Data section
# # # #

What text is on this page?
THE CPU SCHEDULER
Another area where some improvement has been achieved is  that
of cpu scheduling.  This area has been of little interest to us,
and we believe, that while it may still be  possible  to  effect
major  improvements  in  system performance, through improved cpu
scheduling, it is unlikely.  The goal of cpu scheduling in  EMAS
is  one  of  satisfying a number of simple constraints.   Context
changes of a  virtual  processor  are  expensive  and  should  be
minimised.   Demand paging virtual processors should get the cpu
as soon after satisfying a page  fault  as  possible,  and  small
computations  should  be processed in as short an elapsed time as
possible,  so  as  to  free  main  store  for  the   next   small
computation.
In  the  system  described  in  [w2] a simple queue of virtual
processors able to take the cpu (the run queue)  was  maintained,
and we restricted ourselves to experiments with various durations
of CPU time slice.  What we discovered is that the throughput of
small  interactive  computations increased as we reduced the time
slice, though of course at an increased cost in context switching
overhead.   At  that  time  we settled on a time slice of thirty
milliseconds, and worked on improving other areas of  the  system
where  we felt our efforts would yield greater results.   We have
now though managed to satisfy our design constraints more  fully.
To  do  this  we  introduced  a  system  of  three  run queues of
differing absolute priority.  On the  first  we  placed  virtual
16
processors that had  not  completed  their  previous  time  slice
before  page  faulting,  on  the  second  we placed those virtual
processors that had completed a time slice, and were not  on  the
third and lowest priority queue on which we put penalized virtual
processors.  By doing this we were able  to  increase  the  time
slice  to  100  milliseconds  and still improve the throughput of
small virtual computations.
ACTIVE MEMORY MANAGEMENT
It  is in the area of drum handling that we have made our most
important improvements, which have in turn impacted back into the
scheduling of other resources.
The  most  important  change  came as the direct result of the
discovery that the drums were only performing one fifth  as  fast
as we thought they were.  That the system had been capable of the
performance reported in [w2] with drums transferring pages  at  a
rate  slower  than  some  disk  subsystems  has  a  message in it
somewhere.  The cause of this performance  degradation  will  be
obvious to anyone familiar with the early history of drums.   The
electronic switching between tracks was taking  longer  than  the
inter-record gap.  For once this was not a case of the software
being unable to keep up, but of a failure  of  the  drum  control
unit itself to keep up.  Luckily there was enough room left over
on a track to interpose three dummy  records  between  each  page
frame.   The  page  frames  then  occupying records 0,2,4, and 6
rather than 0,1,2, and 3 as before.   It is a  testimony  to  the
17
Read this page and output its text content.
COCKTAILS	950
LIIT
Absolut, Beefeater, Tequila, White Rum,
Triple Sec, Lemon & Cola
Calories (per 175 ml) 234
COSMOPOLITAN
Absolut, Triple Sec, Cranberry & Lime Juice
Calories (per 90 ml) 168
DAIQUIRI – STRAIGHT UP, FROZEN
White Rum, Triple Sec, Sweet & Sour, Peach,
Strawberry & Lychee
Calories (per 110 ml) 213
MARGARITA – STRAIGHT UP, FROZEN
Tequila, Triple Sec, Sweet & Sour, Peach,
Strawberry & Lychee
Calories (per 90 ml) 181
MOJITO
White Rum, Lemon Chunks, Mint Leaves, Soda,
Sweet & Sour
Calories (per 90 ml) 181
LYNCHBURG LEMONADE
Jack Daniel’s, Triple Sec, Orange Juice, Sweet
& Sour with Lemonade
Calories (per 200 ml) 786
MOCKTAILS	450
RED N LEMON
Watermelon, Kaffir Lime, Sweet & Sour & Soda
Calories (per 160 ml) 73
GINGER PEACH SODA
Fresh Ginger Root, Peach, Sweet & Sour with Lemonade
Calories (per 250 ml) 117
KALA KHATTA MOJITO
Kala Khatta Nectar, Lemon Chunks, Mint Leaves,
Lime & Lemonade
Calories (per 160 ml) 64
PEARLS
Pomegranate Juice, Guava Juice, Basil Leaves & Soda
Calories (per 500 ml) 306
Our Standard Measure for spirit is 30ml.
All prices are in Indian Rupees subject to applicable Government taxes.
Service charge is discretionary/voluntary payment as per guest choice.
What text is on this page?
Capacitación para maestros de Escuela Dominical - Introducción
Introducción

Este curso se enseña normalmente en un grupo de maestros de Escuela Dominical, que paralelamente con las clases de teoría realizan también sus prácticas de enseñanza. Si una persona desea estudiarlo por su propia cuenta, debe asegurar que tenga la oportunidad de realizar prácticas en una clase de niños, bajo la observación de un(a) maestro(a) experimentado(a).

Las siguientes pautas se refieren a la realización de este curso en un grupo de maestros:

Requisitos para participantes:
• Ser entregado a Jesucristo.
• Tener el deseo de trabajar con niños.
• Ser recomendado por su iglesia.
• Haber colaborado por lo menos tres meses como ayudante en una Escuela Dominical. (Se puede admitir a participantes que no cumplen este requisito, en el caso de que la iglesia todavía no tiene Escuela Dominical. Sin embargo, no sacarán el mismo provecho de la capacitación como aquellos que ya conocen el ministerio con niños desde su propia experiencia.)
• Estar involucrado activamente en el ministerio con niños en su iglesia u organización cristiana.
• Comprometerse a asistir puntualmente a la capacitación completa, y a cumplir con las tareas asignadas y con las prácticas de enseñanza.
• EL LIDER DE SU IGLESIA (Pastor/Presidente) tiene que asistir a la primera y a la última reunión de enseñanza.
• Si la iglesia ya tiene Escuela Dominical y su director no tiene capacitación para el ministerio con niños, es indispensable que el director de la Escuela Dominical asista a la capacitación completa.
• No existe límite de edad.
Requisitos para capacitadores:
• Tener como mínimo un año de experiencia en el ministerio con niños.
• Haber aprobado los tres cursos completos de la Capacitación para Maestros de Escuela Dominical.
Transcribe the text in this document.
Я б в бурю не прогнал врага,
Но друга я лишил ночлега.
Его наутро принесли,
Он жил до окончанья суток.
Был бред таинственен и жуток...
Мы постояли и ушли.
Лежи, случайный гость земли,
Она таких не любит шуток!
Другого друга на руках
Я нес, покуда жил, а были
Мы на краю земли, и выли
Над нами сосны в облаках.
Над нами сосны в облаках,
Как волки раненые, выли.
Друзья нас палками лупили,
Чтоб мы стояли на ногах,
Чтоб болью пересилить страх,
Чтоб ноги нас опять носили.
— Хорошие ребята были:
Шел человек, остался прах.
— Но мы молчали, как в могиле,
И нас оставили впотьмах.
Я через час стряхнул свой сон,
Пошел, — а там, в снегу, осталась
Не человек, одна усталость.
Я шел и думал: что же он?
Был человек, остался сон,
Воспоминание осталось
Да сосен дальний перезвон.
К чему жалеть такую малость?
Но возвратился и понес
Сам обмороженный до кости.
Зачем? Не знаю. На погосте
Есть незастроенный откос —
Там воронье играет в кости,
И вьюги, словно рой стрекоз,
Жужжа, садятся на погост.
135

# # # #

Work instructions
Go through the listing above and restate it word for word.

Result for this exercise
What text is on this page?
THE CPU SCHEDULER
Another area where some improvement has been achieved is  that
of cpu scheduling.  This area has been of little interest to us,
and we believe, that while it may still be  possible  to  effect
major  improvements  in  system performance, through improved cpu
scheduling, it is unlikely.  The goal of cpu scheduling in  EMAS
is  one  of  satisfying a number of simple constraints.   Context
changes of a  virtual  processor  are  expensive  and  should  be
minimised.   Demand paging virtual processors should get the cpu
as soon after satisfying a page  fault  as  possible,  and  small
computations  should  be processed in as short an elapsed time as
possible,  so  as  to  free  main  store  for  the   next   small
computation.
In  the  system  described  in  [w2] a simple queue of virtual
processors able to take the cpu (the run queue)  was  maintained,
and we restricted ourselves to experiments with various durations
of CPU time slice.  What we discovered is that the throughput of
small  interactive  computations increased as we reduced the time
slice, though of course at an increased cost in context switching
overhead.   At  that  time  we settled on a time slice of thirty
milliseconds, and worked on improving other areas of  the  system
where  we felt our efforts would yield greater results.   We have
now though managed to satisfy our design constraints more  fully.
To  do  this  we  introduced  a  system  of  three  run queues of
differing absolute priority.  On the  first  we  placed  virtual
16
processors that had  not  completed  their  previous  time  slice
before  page  faulting,  on  the  second  we placed those virtual
processors that had completed a time slice, and were not  on  the
third and lowest priority queue on which we put penalized virtual
processors.  By doing this we were able  to  increase  the  time
slice  to  100  milliseconds  and still improve the throughput of
small virtual computations.
ACTIVE MEMORY MANAGEMENT
It  is in the area of drum handling that we have made our most
important improvements, which have in turn impacted back into the
scheduling of other resources.
The  most  important  change  came as the direct result of the
discovery that the drums were only performing one fifth  as  fast
as we thought they were.  That the system had been capable of the
performance reported in [w2] with drums transferring pages  at  a
rate  slower  than  some  disk  subsystems  has  a  message in it
somewhere.  The cause of this performance  degradation  will  be
obvious to anyone familiar with the early history of drums.   The
electronic switching between tracks was taking  longer  than  the
inter-record gap.  For once this was not a case of the software
being unable to keep up, but of a failure  of  the  drum  control
unit itself to keep up.  Luckily there was enough room left over
on a track to interpose three dummy  records  between  each  page
frame.   The  page  frames  then  occupying records 0,2,4, and 6
rather than 0,1,2, and 3 as before.   It is a  testimony  to  the
17
Read this page and output its text content.
COCKTAILS	950
LIIT
Absolut, Beefeater, Tequila, White Rum,
Triple Sec, Lemon & Cola
Calories (per 175 ml) 234
COSMOPOLITAN
Absolut, Triple Sec, Cranberry & Lime Juice
Calories (per 90 ml) 168
DAIQUIRI – STRAIGHT UP, FROZEN
White Rum, Triple Sec, Sweet & Sour, Peach,
Strawberry & Lychee
Calories (per 110 ml) 213
MARGARITA – STRAIGHT UP, FROZEN
Tequila, Triple Sec, Sweet & Sour, Peach,
Strawberry & Lychee
Calories (per 90 ml) 181
MOJITO
White Rum, Lemon Chunks, Mint Leaves, Soda,
Sweet & Sour
Calories (per 90 ml) 181
LYNCHBURG LEMONADE
Jack Daniel’s, Triple Sec, Orange Juice, Sweet
& Sour with Lemonade
Calories (per 200 ml) 786
MOCKTAILS	450
RED N LEMON
Watermelon, Kaffir Lime, Sweet & Sour & Soda
Calories (per 160 ml) 73
GINGER PEACH SODA
Fresh Ginger Root, Peach, Sweet & Sour with Lemonade
Calories (per 250 ml) 117
KALA KHATTA MOJITO
Kala Khatta Nectar, Lemon Chunks, Mint Leaves,
Lime & Lemonade
Calories (per 160 ml) 64
PEARLS
Pomegranate Juice, Guava Juice, Basil Leaves & Soda
Calories (per 500 ml) 306
Our Standard Measure for spirit is 30ml.
All prices are in Indian Rupees subject to applicable Government taxes.
Service charge is discretionary/voluntary payment as per guest choice.
What text is on this page?
Capacitación para maestros de Escuela Dominical - Introducción
Introducción

Este curso se enseña normalmente en un grupo de maestros de Escuela Dominical, que paralelamente con las clases de teoría realizan también sus prácticas de enseñanza. Si una persona desea estudiarlo por su propia cuenta, debe asegurar que tenga la oportunidad de realizar prácticas en una clase de niños, bajo la observación de un(a) maestro(a) experimentado(a).

Las siguientes pautas se refieren a la realización de este curso en un grupo de maestros:

Requisitos para participantes:
• Ser entregado a Jesucristo.
• Tener el deseo de trabajar con niños.
• Ser recomendado por su iglesia.
• Haber colaborado por lo menos tres meses como ayudante en una Escuela Dominical. (Se puede admitir a participantes que no cumplen este requisito, en el caso de que la iglesia todavía no tiene Escuela Dominical. Sin embargo, no sacarán el mismo provecho de la capacitación como aquellos que ya conocen el ministerio con niños desde su propia experiencia.)
• Estar involucrado activamente en el ministerio con niños en su iglesia u organización cristiana.
• Comprometerse a asistir puntualmente a la capacitación completa, y a cumplir con las tareas asignadas y con las prácticas de enseñanza.
• EL LIDER DE SU IGLESIA (Pastor/Presidente) tiene que asistir a la primera y a la última reunión de enseñanza.
• Si la iglesia ya tiene Escuela Dominical y su director no tiene capacitación para el ministerio con niños, es indispensable que el director de la Escuela Dominical asista a la capacitación completa.
• No existe límite de edad.
Requisitos para capacitadores:
• Tener como mínimo un año de experiencia en el ministerio con niños.
• Haber aprobado los tres cursos completos de la Capacitación para Maestros de Escuela Dominical.
Transcribe the text in this document.
Я б в бурю не прогнал врага,
Но друга я лишил ночлега.
Его наутро принесли,
Он жил до окончанья суток.
Был бред таинственен и жуток...
Мы постояли и ушли.
Лежи, случайный гость земли,
Она таких не любит шуток!
Другого друга на руках
Я нес, покуда жил, а были
Мы на краю земли, и выли
Над нами сосны в облаках.
Над нами сосны в облаках,
Как волки раненые, выли.
Друзья нас палками лупили,
Чтоб мы стояли на ногах,
Чтоб болью пересилить страх,
Чтоб ноги нас опять носили.
— Хорошие ребята были:
Шел человек, остался прах.
— Но мы молчали, как в могиле,
И нас оставили впотьмах.
Я через час стряхнул свой сон,
Пошел, — а там, в снегу, осталась
Не человек, одна усталость.
Я шел и думал: что же он?
Был человек, остался сон,
Воспоминание осталось
Да сосен дальний перезвон.
К чему жалеть такую малость?
Но возвратился и понес
Сам обмороженный до кости.
Зачем? Не знаю. На погосте
Есть незастроенный откос —
Там воронье играет в кости,
И вьюги, словно рой стрекоз,
Жужжа, садятся на погост.
135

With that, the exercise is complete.